_Prompt_.
Skip every picture and copy only the lines from the one containing "Give me the" to the final line of the records below.

_Provided entries_.
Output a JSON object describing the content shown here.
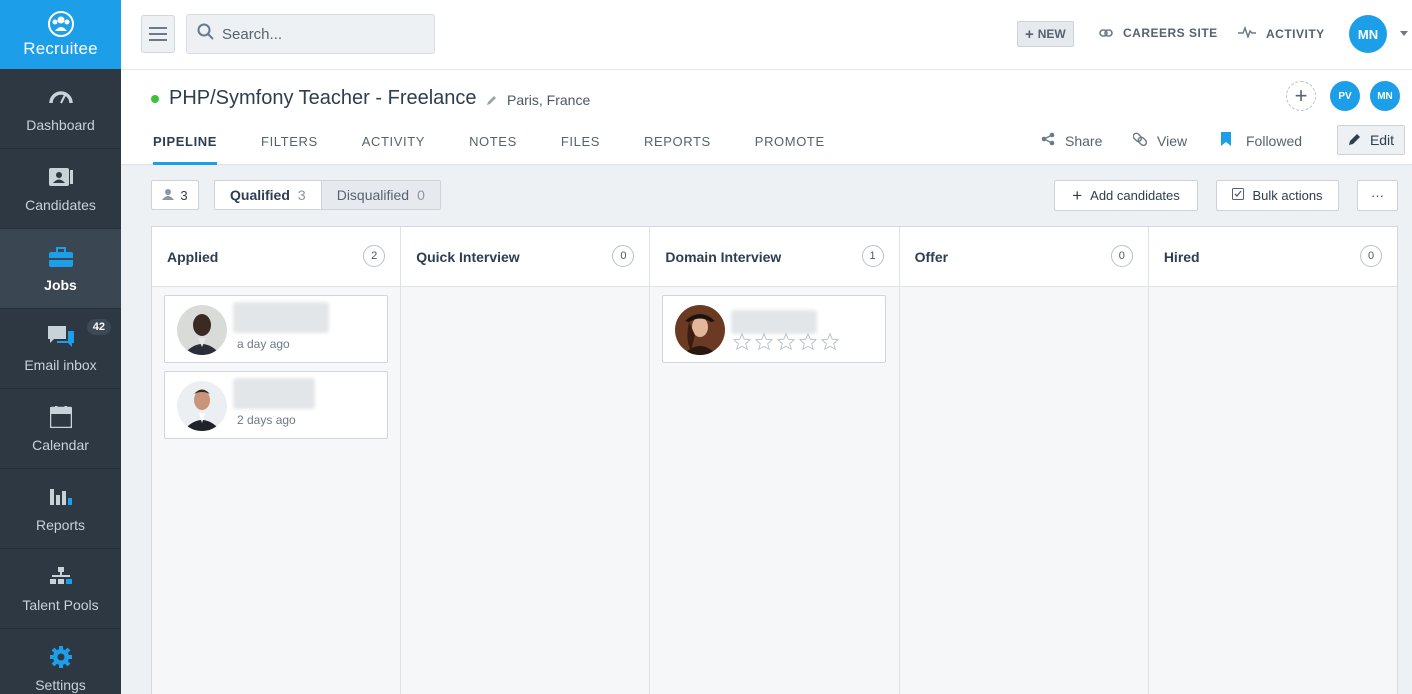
{
  "brand": {
    "name": "Recruitee",
    "color": "#1c9ee8"
  },
  "sidebar": {
    "items": [
      {
        "label": "Dashboard",
        "icon": "gauge-icon"
      },
      {
        "label": "Candidates",
        "icon": "candidate-card-icon"
      },
      {
        "label": "Jobs",
        "icon": "briefcase-icon",
        "active": true
      },
      {
        "label": "Email inbox",
        "icon": "chat-bubbles-icon",
        "badge": "42"
      },
      {
        "label": "Calendar",
        "icon": "calendar-icon"
      },
      {
        "label": "Reports",
        "icon": "bar-chart-icon"
      },
      {
        "label": "Talent Pools",
        "icon": "org-chart-icon"
      },
      {
        "label": "Settings",
        "icon": "gear-icon"
      }
    ]
  },
  "topbar": {
    "search_placeholder": "Search...",
    "new_label": "NEW",
    "careers_label": "CAREERS SITE",
    "activity_label": "ACTIVITY",
    "user_initials": "MN"
  },
  "job": {
    "title": "PHP/Symfony Teacher - Freelance",
    "location": "Paris, France",
    "status_color": "#3cc13b",
    "members": [
      "PV",
      "MN"
    ],
    "tabs": [
      "PIPELINE",
      "FILTERS",
      "ACTIVITY",
      "NOTES",
      "FILES",
      "REPORTS",
      "PROMOTE"
    ],
    "active_tab": "PIPELINE",
    "actions": {
      "share": "Share",
      "view": "View",
      "followed": "Followed",
      "edit": "Edit"
    }
  },
  "pipeline": {
    "candidate_count": "3",
    "qualified_label": "Qualified",
    "qualified_count": "3",
    "disqualified_label": "Disqualified",
    "disqualified_count": "0",
    "add_candidates": "Add candidates",
    "bulk_actions": "Bulk actions",
    "more": "···",
    "stages": [
      {
        "name": "Applied",
        "count": "2"
      },
      {
        "name": "Quick Interview",
        "count": "0"
      },
      {
        "name": "Domain Interview",
        "count": "1"
      },
      {
        "name": "Offer",
        "count": "0"
      },
      {
        "name": "Hired",
        "count": "0"
      }
    ],
    "cards": {
      "applied": [
        {
          "time": "a day ago"
        },
        {
          "time": "2 days ago"
        }
      ],
      "domain_interview": [
        {
          "rating": 0,
          "max_rating": 5
        }
      ]
    }
  }
}
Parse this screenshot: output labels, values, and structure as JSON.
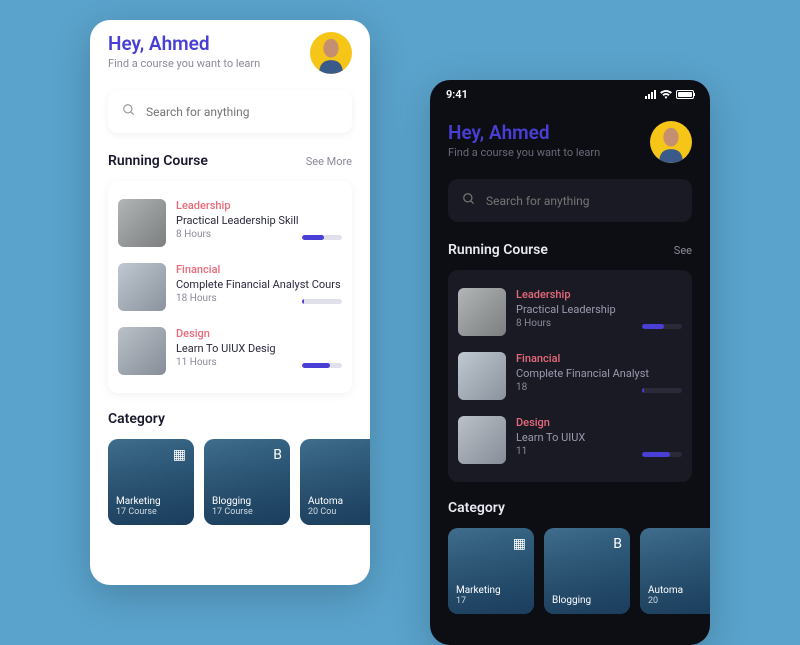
{
  "status": {
    "time": "9:41"
  },
  "header": {
    "greeting": "Hey, Ahmed",
    "subtitle": "Find a course you want to learn"
  },
  "search": {
    "placeholder": "Search for anything"
  },
  "running": {
    "light_title": "Running Course",
    "dark_title": "Running Course",
    "light_see": "See More",
    "dark_see": "See",
    "light_items": [
      {
        "tag": "Leadership",
        "name": "Practical Leadership Skill",
        "hours": "8 Hours",
        "progress": 55
      },
      {
        "tag": "Financial",
        "name": "Complete Financial Analyst Cours",
        "hours": "18 Hours",
        "progress": 5
      },
      {
        "tag": "Design",
        "name": "Learn To UIUX Desig",
        "hours": "11 Hours",
        "progress": 70
      }
    ],
    "dark_items": [
      {
        "tag": "Leadership",
        "name": "Practical Leadership",
        "hours": "8 Hours",
        "progress": 55
      },
      {
        "tag": "Financial",
        "name": "Complete Financial Analyst",
        "hours": "18",
        "progress": 5
      },
      {
        "tag": "Design",
        "name": "Learn To UIUX",
        "hours": "11",
        "progress": 70
      }
    ]
  },
  "category": {
    "title": "Category",
    "items": [
      {
        "name": "Marketing",
        "count": "17 Course"
      },
      {
        "name": "Blogging",
        "count": "17 Course"
      },
      {
        "name": "Automa",
        "count": "20 Cou"
      }
    ],
    "dark_items": [
      {
        "name": "Marketing",
        "count": "17"
      },
      {
        "name": "Blogging",
        "count": ""
      },
      {
        "name": "Automa",
        "count": "20"
      }
    ]
  },
  "colors": {
    "accent": "#4a3fd4",
    "tag": "#e76a7a"
  }
}
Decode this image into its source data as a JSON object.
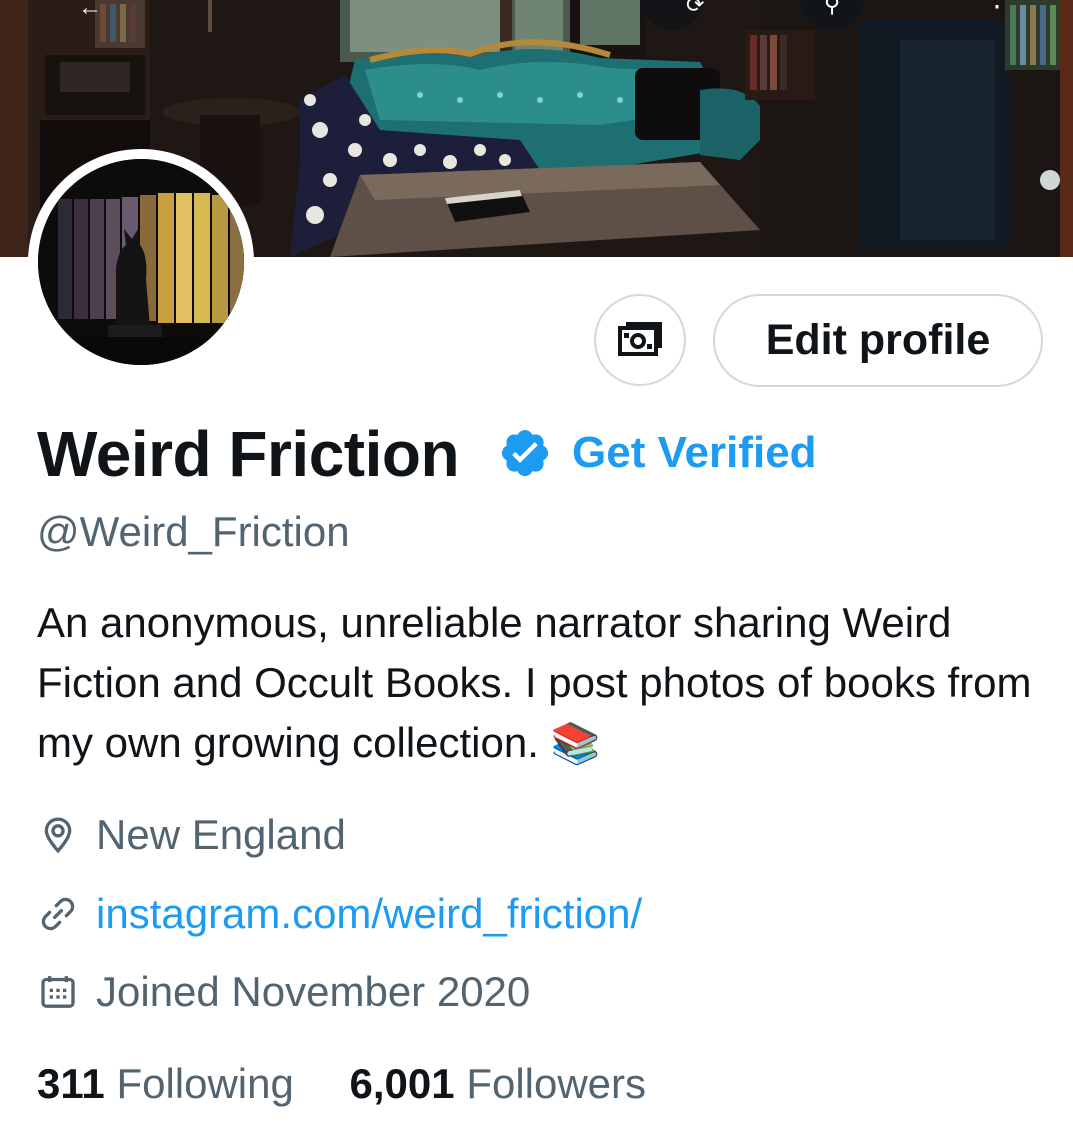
{
  "header": {
    "top_icons": [
      "back-arrow-icon",
      "history-icon",
      "search-icon",
      "more-icon"
    ]
  },
  "profile": {
    "name": "Weird Friction",
    "verified_badge_color": "#1d9bf0",
    "get_verified_label": "Get Verified",
    "handle": "@Weird_Friction",
    "bio": "An anonymous, unreliable narrator sharing Weird Fiction and Occult Books. I post photos of books from my own growing collection.",
    "bio_emoji": "📚",
    "location": "New England",
    "website": "instagram.com/weird_friction/",
    "joined": "Joined November 2020"
  },
  "actions": {
    "money_icon": "money-icon",
    "edit_profile_label": "Edit profile"
  },
  "stats": {
    "following_count": "311",
    "following_label": "Following",
    "followers_count": "6,001",
    "followers_label": "Followers"
  },
  "colors": {
    "accent": "#1d9bf0",
    "secondary_text": "#536471",
    "primary_text": "#0f1419",
    "border": "#cfd9de"
  }
}
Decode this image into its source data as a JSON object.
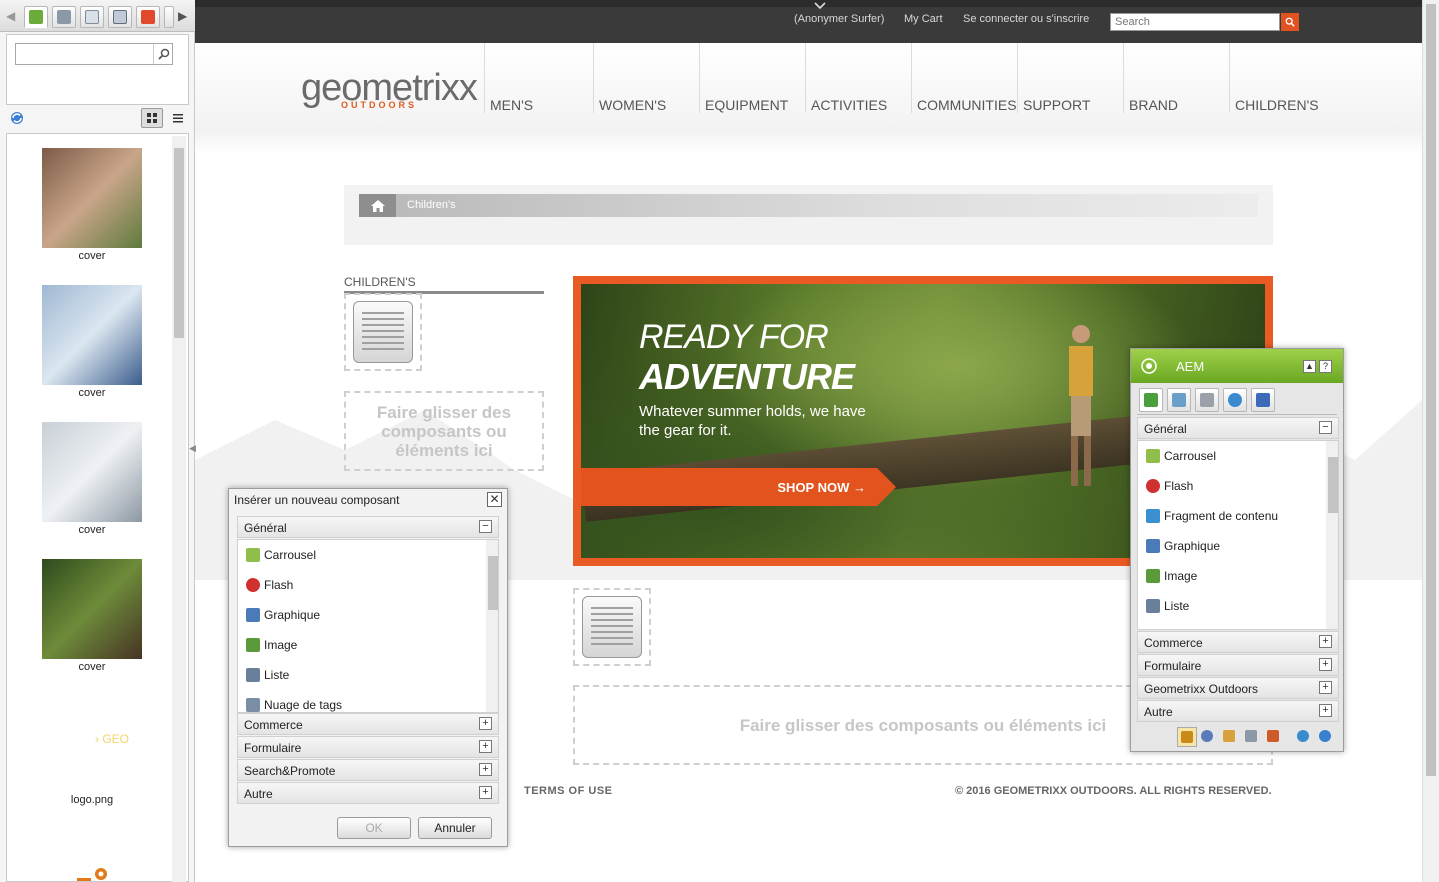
{
  "finder": {
    "tabs": [
      "image-icon",
      "document-icon",
      "page-icon",
      "paragraph-icon",
      "movie-icon",
      "s7-icon"
    ],
    "search": {
      "value": "",
      "placeholder": ""
    },
    "assets": [
      {
        "label": "cover",
        "colors": [
          "#7d5a46",
          "#c9a58a",
          "#5e7a3c"
        ]
      },
      {
        "label": "cover",
        "colors": [
          "#9fb8d3",
          "#dbe6f0",
          "#3b5d8c"
        ]
      },
      {
        "label": "cover",
        "colors": [
          "#c8cfd6",
          "#eef1f4",
          "#8d98a3"
        ]
      },
      {
        "label": "cover",
        "colors": [
          "#2f4a1d",
          "#6e8b3a",
          "#463424"
        ]
      },
      {
        "label": "logo.png",
        "colors": [
          "#ffffff",
          "#ffffff",
          "#ffffff"
        ],
        "text": "› GEO"
      }
    ]
  },
  "topbar": {
    "user": "(Anonymer Surfer)",
    "cart": "My Cart",
    "login": "Se connecter ou s'inscrire",
    "search_placeholder": "Search"
  },
  "brand": {
    "name": "geometrixx",
    "sub": "OUTDOORS"
  },
  "nav": [
    "MEN'S",
    "WOMEN'S",
    "EQUIPMENT",
    "ACTIVITIES",
    "COMMUNITIES",
    "SUPPORT",
    "BRAND",
    "CHILDREN'S"
  ],
  "breadcrumb": {
    "current": "Children's"
  },
  "sidebar_title": "CHILDREN'S",
  "dropzone_text": "Faire glisser des composants ou éléments ici",
  "hero": {
    "line1": "READY FOR",
    "line2": "ADVENTURE",
    "subtitle": "Whatever summer holds, we have the gear for it.",
    "cta": "SHOP NOW →"
  },
  "footer": {
    "terms": "TERMS OF USE",
    "copyright": "© 2016 GEOMETRIXX OUTDOORS. ALL RIGHTS RESERVED."
  },
  "insert_dialog": {
    "title": "Insérer un nouveau composant",
    "group_open": "Général",
    "items": [
      {
        "label": "Carrousel",
        "icon": "carousel-icon",
        "color": "#8fbf4a"
      },
      {
        "label": "Flash",
        "icon": "flash-icon",
        "color": "#d03030"
      },
      {
        "label": "Graphique",
        "icon": "chart-icon",
        "color": "#4a7ab8"
      },
      {
        "label": "Image",
        "icon": "image-icon",
        "color": "#5a9a3a"
      },
      {
        "label": "Liste",
        "icon": "list-icon",
        "color": "#6a7f9a"
      },
      {
        "label": "Nuage de tags",
        "icon": "tag-cloud-icon",
        "color": "#7a8ea8"
      }
    ],
    "groups": [
      "Commerce",
      "Formulaire",
      "Search&Promote",
      "Autre"
    ],
    "ok": "OK",
    "cancel": "Annuler"
  },
  "sidekick": {
    "title": "AEM",
    "group_open": "Général",
    "items": [
      {
        "label": "Carrousel",
        "icon": "carousel-icon",
        "color": "#8fbf4a"
      },
      {
        "label": "Flash",
        "icon": "flash-icon",
        "color": "#d03030"
      },
      {
        "label": "Fragment de contenu",
        "icon": "content-fragment-icon",
        "color": "#3a8fd0"
      },
      {
        "label": "Graphique",
        "icon": "chart-icon",
        "color": "#4a7ab8"
      },
      {
        "label": "Image",
        "icon": "image-icon",
        "color": "#5a9a3a"
      },
      {
        "label": "Liste",
        "icon": "list-icon",
        "color": "#6a7f9a"
      }
    ],
    "groups": [
      "Commerce",
      "Formulaire",
      "Geometrixx Outdoors",
      "Autre"
    ]
  },
  "colors": {
    "accent": "#e0521f",
    "sidekick_green": "#7bb52e"
  }
}
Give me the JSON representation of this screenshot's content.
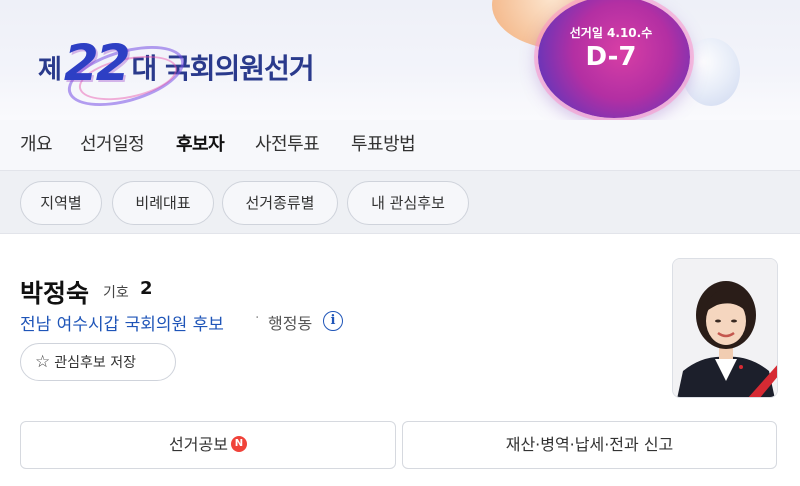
{
  "banner": {
    "logo_prefix": "제",
    "logo_number": "22",
    "logo_suffix": "대 국회의원선거",
    "election_date_label": "선거일 4.10.수",
    "dday": "D-7",
    "accent_color": "#2d3fc4"
  },
  "tabs": [
    {
      "label": "개요",
      "active": false
    },
    {
      "label": "선거일정",
      "active": false
    },
    {
      "label": "후보자",
      "active": true
    },
    {
      "label": "사전투표",
      "active": false
    },
    {
      "label": "투표방법",
      "active": false
    }
  ],
  "filters": [
    {
      "label": "지역별"
    },
    {
      "label": "비례대표"
    },
    {
      "label": "선거종류별"
    },
    {
      "label": "내 관심후보"
    }
  ],
  "candidate": {
    "name": "박정숙",
    "symbol_label": "기호",
    "symbol_number": "2",
    "district": "전남 여수시갑 국회의원 후보",
    "separator": "·",
    "dong": "행정동",
    "info_icon": "i",
    "favorite_button": "관심후보 저장",
    "favorite_icon": "star-outline-icon"
  },
  "actions": {
    "pledge_label": "선거공보",
    "new_badge": "N",
    "report_label": "재산·병역·납세·전과 신고",
    "badge_color": "#f0433a"
  }
}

_Response to the exercise_.
Give me the JSON representation of this screenshot's content.
{
  "banner": {
    "logo_prefix": "제",
    "logo_number": "22",
    "logo_suffix": "대 국회의원선거",
    "election_date_label": "선거일 4.10.수",
    "dday": "D-7",
    "accent_color": "#2d3fc4"
  },
  "tabs": [
    {
      "label": "개요",
      "active": false
    },
    {
      "label": "선거일정",
      "active": false
    },
    {
      "label": "후보자",
      "active": true
    },
    {
      "label": "사전투표",
      "active": false
    },
    {
      "label": "투표방법",
      "active": false
    }
  ],
  "filters": [
    {
      "label": "지역별"
    },
    {
      "label": "비례대표"
    },
    {
      "label": "선거종류별"
    },
    {
      "label": "내 관심후보"
    }
  ],
  "candidate": {
    "name": "박정숙",
    "symbol_label": "기호",
    "symbol_number": "2",
    "district": "전남 여수시갑 국회의원 후보",
    "separator": "·",
    "dong": "행정동",
    "info_icon": "i",
    "favorite_button": "관심후보 저장",
    "favorite_icon": "star-outline-icon"
  },
  "actions": {
    "pledge_label": "선거공보",
    "new_badge": "N",
    "report_label": "재산·병역·납세·전과 신고",
    "badge_color": "#f0433a"
  }
}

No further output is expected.